◆ What this task involves ◆
Return every record verbatim.

## start

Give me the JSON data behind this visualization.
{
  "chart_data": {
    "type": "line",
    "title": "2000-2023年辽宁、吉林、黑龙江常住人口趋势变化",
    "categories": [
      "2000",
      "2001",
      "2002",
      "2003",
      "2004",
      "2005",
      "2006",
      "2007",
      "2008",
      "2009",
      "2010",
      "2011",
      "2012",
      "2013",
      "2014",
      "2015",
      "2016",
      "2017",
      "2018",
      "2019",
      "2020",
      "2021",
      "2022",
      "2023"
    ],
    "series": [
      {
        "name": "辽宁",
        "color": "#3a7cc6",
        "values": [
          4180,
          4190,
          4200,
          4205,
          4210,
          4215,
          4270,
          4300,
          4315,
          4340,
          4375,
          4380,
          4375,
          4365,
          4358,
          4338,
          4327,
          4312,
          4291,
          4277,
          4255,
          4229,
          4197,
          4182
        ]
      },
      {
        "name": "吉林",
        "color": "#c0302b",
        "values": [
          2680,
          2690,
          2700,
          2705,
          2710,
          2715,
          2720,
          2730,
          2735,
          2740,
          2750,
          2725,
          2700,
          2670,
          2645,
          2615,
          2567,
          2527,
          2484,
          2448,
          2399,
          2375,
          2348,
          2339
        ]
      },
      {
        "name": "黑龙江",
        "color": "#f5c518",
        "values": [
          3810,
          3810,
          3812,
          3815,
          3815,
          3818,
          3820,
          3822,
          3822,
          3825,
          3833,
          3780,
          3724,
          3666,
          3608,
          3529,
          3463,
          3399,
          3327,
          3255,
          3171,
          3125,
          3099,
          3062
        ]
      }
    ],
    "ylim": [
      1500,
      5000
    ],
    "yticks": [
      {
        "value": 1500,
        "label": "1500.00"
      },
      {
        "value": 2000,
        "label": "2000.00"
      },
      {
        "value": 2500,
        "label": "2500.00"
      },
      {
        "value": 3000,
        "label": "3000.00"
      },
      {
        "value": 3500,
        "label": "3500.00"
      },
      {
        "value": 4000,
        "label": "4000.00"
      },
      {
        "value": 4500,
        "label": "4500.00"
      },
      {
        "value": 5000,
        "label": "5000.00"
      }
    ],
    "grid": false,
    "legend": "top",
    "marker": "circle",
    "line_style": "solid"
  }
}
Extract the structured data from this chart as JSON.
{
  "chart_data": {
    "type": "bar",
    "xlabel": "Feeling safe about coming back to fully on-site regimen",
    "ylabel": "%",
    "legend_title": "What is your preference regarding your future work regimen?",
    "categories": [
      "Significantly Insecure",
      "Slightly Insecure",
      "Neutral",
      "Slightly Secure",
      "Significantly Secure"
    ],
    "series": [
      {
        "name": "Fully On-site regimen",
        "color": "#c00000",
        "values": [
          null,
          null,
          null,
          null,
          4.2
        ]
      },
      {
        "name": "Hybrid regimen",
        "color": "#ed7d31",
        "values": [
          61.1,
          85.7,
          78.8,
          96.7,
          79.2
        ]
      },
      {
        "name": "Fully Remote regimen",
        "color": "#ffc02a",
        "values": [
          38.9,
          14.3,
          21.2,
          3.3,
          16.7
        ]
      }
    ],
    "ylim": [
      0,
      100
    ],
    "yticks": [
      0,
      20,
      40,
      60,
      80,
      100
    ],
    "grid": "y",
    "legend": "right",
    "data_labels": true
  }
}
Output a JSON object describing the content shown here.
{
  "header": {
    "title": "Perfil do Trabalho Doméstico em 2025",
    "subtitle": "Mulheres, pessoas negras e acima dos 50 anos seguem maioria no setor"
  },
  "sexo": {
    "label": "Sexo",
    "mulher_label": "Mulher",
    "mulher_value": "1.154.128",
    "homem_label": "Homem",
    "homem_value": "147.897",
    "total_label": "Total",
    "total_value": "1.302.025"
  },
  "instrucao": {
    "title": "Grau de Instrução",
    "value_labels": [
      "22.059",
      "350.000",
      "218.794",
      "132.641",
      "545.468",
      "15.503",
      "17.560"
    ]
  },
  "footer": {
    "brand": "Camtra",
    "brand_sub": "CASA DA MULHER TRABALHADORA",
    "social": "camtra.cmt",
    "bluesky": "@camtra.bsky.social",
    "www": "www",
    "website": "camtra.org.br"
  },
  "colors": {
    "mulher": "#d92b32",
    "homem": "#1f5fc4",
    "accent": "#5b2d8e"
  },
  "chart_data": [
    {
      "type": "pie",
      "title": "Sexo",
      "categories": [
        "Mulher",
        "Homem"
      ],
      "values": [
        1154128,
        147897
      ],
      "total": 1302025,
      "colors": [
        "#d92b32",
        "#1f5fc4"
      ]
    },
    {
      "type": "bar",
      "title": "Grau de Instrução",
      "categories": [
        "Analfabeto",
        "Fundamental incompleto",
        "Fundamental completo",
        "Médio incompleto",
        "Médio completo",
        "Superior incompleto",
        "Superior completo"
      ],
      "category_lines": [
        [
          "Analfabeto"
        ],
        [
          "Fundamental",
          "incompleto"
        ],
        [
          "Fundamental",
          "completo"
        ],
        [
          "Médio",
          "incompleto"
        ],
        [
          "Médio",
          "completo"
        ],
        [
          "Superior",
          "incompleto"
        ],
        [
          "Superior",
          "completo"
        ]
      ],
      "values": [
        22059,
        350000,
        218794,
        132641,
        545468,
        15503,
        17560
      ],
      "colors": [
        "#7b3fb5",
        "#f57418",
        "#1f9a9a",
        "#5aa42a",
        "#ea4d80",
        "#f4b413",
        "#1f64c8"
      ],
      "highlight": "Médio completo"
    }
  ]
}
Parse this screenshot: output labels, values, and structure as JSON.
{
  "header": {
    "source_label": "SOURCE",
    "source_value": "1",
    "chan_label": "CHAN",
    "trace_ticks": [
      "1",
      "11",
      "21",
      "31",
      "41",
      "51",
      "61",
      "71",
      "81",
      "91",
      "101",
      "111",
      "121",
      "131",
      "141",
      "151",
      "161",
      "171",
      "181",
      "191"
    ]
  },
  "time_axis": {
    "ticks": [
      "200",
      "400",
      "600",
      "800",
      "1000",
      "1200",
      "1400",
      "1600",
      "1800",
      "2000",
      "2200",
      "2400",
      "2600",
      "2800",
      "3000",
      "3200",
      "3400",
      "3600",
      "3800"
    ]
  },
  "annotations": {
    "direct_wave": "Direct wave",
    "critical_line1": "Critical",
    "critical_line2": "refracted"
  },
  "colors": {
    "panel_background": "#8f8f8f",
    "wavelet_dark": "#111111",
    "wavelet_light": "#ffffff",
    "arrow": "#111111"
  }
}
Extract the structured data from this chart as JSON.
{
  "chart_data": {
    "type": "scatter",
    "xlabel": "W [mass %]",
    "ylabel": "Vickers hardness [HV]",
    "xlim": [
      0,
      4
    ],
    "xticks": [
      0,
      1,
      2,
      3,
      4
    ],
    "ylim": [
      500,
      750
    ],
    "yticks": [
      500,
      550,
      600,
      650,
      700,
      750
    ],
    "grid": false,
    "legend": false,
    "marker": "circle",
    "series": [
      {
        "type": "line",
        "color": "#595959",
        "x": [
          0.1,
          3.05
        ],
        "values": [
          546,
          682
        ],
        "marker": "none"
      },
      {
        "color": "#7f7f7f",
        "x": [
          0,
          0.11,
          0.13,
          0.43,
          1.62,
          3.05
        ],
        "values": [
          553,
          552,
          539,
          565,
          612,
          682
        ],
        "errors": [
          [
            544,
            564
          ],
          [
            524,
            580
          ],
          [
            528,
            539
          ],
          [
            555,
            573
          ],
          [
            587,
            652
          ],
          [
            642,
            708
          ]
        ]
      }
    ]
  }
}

## end

◆ Task solution ◆
Give me the JSON data behind this visualization.
{
  "chart_data": {
    "type": "line",
    "title": "2000-2023年辽宁、吉林、黑龙江常住人口趋势变化",
    "categories": [
      "2000",
      "2001",
      "2002",
      "2003",
      "2004",
      "2005",
      "2006",
      "2007",
      "2008",
      "2009",
      "2010",
      "2011",
      "2012",
      "2013",
      "2014",
      "2015",
      "2016",
      "2017",
      "2018",
      "2019",
      "2020",
      "2021",
      "2022",
      "2023"
    ],
    "series": [
      {
        "name": "辽宁",
        "color": "#3a7cc6",
        "values": [
          4180,
          4190,
          4200,
          4205,
          4210,
          4215,
          4270,
          4300,
          4315,
          4340,
          4375,
          4380,
          4375,
          4365,
          4358,
          4338,
          4327,
          4312,
          4291,
          4277,
          4255,
          4229,
          4197,
          4182
        ]
      },
      {
        "name": "吉林",
        "color": "#c0302b",
        "values": [
          2680,
          2690,
          2700,
          2705,
          2710,
          2715,
          2720,
          2730,
          2735,
          2740,
          2750,
          2725,
          2700,
          2670,
          2645,
          2615,
          2567,
          2527,
          2484,
          2448,
          2399,
          2375,
          2348,
          2339
        ]
      },
      {
        "name": "黑龙江",
        "color": "#f5c518",
        "values": [
          3810,
          3810,
          3812,
          3815,
          3815,
          3818,
          3820,
          3822,
          3822,
          3825,
          3833,
          3780,
          3724,
          3666,
          3608,
          3529,
          3463,
          3399,
          3327,
          3255,
          3171,
          3125,
          3099,
          3062
        ]
      }
    ],
    "ylim": [
      1500,
      5000
    ],
    "yticks": [
      {
        "value": 1500,
        "label": "1500.00"
      },
      {
        "value": 2000,
        "label": "2000.00"
      },
      {
        "value": 2500,
        "label": "2500.00"
      },
      {
        "value": 3000,
        "label": "3000.00"
      },
      {
        "value": 3500,
        "label": "3500.00"
      },
      {
        "value": 4000,
        "label": "4000.00"
      },
      {
        "value": 4500,
        "label": "4500.00"
      },
      {
        "value": 5000,
        "label": "5000.00"
      }
    ],
    "grid": false,
    "legend": "top",
    "marker": "circle",
    "line_style": "solid"
  }
}
Extract the structured data from this chart as JSON.
{
  "chart_data": {
    "type": "bar",
    "xlabel": "Feeling safe about coming back to fully on-site regimen",
    "ylabel": "%",
    "legend_title": "What is your preference regarding your future work regimen?",
    "categories": [
      "Significantly Insecure",
      "Slightly Insecure",
      "Neutral",
      "Slightly Secure",
      "Significantly Secure"
    ],
    "series": [
      {
        "name": "Fully On-site regimen",
        "color": "#c00000",
        "values": [
          null,
          null,
          null,
          null,
          4.2
        ]
      },
      {
        "name": "Hybrid regimen",
        "color": "#ed7d31",
        "values": [
          61.1,
          85.7,
          78.8,
          96.7,
          79.2
        ]
      },
      {
        "name": "Fully Remote regimen",
        "color": "#ffc02a",
        "values": [
          38.9,
          14.3,
          21.2,
          3.3,
          16.7
        ]
      }
    ],
    "ylim": [
      0,
      100
    ],
    "yticks": [
      0,
      20,
      40,
      60,
      80,
      100
    ],
    "grid": "y",
    "legend": "right",
    "data_labels": true
  }
}
Output a JSON object describing the content shown here.
{
  "header": {
    "title": "Perfil do Trabalho Doméstico em 2025",
    "subtitle": "Mulheres, pessoas negras e acima dos 50 anos seguem maioria no setor"
  },
  "sexo": {
    "label": "Sexo",
    "mulher_label": "Mulher",
    "mulher_value": "1.154.128",
    "homem_label": "Homem",
    "homem_value": "147.897",
    "total_label": "Total",
    "total_value": "1.302.025"
  },
  "instrucao": {
    "title": "Grau de Instrução",
    "value_labels": [
      "22.059",
      "350.000",
      "218.794",
      "132.641",
      "545.468",
      "15.503",
      "17.560"
    ]
  },
  "footer": {
    "brand": "Camtra",
    "brand_sub": "CASA DA MULHER TRABALHADORA",
    "social": "camtra.cmt",
    "bluesky": "@camtra.bsky.social",
    "www": "www",
    "website": "camtra.org.br"
  },
  "colors": {
    "mulher": "#d92b32",
    "homem": "#1f5fc4",
    "accent": "#5b2d8e"
  },
  "chart_data": [
    {
      "type": "pie",
      "title": "Sexo",
      "categories": [
        "Mulher",
        "Homem"
      ],
      "values": [
        1154128,
        147897
      ],
      "total": 1302025,
      "colors": [
        "#d92b32",
        "#1f5fc4"
      ]
    },
    {
      "type": "bar",
      "title": "Grau de Instrução",
      "categories": [
        "Analfabeto",
        "Fundamental incompleto",
        "Fundamental completo",
        "Médio incompleto",
        "Médio completo",
        "Superior incompleto",
        "Superior completo"
      ],
      "category_lines": [
        [
          "Analfabeto"
        ],
        [
          "Fundamental",
          "incompleto"
        ],
        [
          "Fundamental",
          "completo"
        ],
        [
          "Médio",
          "incompleto"
        ],
        [
          "Médio",
          "completo"
        ],
        [
          "Superior",
          "incompleto"
        ],
        [
          "Superior",
          "completo"
        ]
      ],
      "values": [
        22059,
        350000,
        218794,
        132641,
        545468,
        15503,
        17560
      ],
      "colors": [
        "#7b3fb5",
        "#f57418",
        "#1f9a9a",
        "#5aa42a",
        "#ea4d80",
        "#f4b413",
        "#1f64c8"
      ],
      "highlight": "Médio completo"
    }
  ]
}
Parse this screenshot: output labels, values, and structure as JSON.
{
  "header": {
    "source_label": "SOURCE",
    "source_value": "1",
    "chan_label": "CHAN",
    "trace_ticks": [
      "1",
      "11",
      "21",
      "31",
      "41",
      "51",
      "61",
      "71",
      "81",
      "91",
      "101",
      "111",
      "121",
      "131",
      "141",
      "151",
      "161",
      "171",
      "181",
      "191"
    ]
  },
  "time_axis": {
    "ticks": [
      "200",
      "400",
      "600",
      "800",
      "1000",
      "1200",
      "1400",
      "1600",
      "1800",
      "2000",
      "2200",
      "2400",
      "2600",
      "2800",
      "3000",
      "3200",
      "3400",
      "3600",
      "3800"
    ]
  },
  "annotations": {
    "direct_wave": "Direct wave",
    "critical_line1": "Critical",
    "critical_line2": "refracted"
  },
  "colors": {
    "panel_background": "#8f8f8f",
    "wavelet_dark": "#111111",
    "wavelet_light": "#ffffff",
    "arrow": "#111111"
  }
}
Extract the structured data from this chart as JSON.
{
  "chart_data": {
    "type": "scatter",
    "xlabel": "W [mass %]",
    "ylabel": "Vickers hardness [HV]",
    "xlim": [
      0,
      4
    ],
    "xticks": [
      0,
      1,
      2,
      3,
      4
    ],
    "ylim": [
      500,
      750
    ],
    "yticks": [
      500,
      550,
      600,
      650,
      700,
      750
    ],
    "grid": false,
    "legend": false,
    "marker": "circle",
    "series": [
      {
        "type": "line",
        "color": "#595959",
        "x": [
          0.1,
          3.05
        ],
        "values": [
          546,
          682
        ],
        "marker": "none"
      },
      {
        "color": "#7f7f7f",
        "x": [
          0,
          0.11,
          0.13,
          0.43,
          1.62,
          3.05
        ],
        "values": [
          553,
          552,
          539,
          565,
          612,
          682
        ],
        "errors": [
          [
            544,
            564
          ],
          [
            524,
            580
          ],
          [
            528,
            539
          ],
          [
            555,
            573
          ],
          [
            587,
            652
          ],
          [
            642,
            708
          ]
        ]
      }
    ]
  }
}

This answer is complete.